**Exercise brief**
Please copy the data below word for word, starting at the line containing "List all visible" and ending at the line containing "add-category-button[interactable]: Add Category", both lines included.

### Information provided ###

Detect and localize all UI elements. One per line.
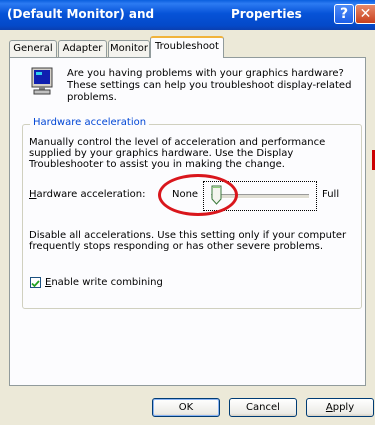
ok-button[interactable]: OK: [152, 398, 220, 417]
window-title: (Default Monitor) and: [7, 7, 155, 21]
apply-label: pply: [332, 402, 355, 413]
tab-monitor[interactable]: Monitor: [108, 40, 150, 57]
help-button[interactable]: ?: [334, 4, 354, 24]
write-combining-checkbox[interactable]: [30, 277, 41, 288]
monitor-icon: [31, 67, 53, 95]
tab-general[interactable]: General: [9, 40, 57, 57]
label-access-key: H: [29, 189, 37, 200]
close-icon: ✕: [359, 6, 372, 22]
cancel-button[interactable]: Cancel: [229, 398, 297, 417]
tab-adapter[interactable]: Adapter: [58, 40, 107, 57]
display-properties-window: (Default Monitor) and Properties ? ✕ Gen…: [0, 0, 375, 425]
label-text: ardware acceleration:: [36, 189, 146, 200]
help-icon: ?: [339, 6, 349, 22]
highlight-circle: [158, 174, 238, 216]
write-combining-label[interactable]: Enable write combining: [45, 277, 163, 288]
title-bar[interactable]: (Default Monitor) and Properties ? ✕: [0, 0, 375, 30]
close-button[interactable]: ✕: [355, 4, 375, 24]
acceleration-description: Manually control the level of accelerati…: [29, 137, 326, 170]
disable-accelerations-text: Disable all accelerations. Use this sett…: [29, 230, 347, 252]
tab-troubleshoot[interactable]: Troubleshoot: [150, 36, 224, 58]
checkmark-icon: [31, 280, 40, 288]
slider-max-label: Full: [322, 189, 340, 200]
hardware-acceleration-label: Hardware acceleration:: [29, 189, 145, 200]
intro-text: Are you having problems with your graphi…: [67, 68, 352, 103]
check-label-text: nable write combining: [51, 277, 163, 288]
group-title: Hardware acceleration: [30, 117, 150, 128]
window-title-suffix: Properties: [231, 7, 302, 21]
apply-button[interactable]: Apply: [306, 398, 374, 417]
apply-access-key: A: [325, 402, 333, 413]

###
### Information provided ###

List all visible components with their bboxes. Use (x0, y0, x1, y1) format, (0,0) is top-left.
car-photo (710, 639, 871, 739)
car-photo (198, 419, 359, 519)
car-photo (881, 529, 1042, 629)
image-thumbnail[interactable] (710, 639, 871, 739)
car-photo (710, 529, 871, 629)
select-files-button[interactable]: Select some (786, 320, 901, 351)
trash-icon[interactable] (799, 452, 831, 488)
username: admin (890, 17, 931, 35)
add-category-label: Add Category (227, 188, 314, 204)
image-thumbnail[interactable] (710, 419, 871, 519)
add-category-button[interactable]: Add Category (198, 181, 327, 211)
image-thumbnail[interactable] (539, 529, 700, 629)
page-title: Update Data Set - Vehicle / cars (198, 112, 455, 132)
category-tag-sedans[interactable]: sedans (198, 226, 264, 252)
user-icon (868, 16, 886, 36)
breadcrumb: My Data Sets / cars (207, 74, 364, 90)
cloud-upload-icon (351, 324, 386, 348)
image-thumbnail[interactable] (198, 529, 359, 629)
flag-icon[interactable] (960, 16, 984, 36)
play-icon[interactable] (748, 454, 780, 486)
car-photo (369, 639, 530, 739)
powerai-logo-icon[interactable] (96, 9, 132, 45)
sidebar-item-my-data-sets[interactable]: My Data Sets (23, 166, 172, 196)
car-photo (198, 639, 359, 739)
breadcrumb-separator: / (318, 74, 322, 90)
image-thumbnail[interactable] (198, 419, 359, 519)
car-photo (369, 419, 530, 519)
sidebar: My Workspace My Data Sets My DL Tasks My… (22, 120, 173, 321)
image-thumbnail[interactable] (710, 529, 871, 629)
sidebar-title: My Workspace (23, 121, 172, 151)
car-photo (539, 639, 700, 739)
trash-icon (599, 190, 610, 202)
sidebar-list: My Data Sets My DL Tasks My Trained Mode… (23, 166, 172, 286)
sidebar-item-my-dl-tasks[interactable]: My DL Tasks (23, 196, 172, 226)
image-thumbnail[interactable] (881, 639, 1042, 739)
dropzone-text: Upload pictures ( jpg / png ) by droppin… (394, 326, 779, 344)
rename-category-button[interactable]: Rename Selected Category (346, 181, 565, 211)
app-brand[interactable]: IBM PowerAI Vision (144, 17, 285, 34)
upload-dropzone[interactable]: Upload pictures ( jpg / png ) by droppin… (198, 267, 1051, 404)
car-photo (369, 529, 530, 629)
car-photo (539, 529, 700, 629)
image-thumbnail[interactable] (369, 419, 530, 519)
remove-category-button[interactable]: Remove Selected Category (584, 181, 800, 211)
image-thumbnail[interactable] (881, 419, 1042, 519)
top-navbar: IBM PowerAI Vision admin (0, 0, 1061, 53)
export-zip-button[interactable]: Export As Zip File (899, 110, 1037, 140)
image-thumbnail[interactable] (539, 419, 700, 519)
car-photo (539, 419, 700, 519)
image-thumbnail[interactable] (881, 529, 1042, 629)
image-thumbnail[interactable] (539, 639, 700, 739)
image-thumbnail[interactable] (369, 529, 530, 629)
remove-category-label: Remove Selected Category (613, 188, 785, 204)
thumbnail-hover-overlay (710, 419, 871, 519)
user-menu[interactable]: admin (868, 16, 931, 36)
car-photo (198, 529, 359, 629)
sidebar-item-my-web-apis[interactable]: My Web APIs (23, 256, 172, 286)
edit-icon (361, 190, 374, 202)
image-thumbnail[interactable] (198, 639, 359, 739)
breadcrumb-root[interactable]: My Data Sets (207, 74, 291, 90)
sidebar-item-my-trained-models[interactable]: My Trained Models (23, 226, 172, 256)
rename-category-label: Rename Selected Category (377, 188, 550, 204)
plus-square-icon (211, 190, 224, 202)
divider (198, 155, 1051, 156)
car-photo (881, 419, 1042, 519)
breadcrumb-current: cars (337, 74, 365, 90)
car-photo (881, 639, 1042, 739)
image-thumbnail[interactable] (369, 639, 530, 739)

###

**Answer to this problem**
List all visible components with their bboxes. Use (x0, y0, x1, y1) format, (0,0) is top-left.
car-photo (710, 639, 871, 739)
car-photo (198, 419, 359, 519)
car-photo (881, 529, 1042, 629)
image-thumbnail[interactable] (710, 639, 871, 739)
car-photo (710, 529, 871, 629)
select-files-button[interactable]: Select some (786, 320, 901, 351)
trash-icon[interactable] (799, 452, 831, 488)
username: admin (890, 17, 931, 35)
add-category-label: Add Category (227, 188, 314, 204)
image-thumbnail[interactable] (710, 419, 871, 519)
add-category-button[interactable]: Add Category (198, 181, 327, 211)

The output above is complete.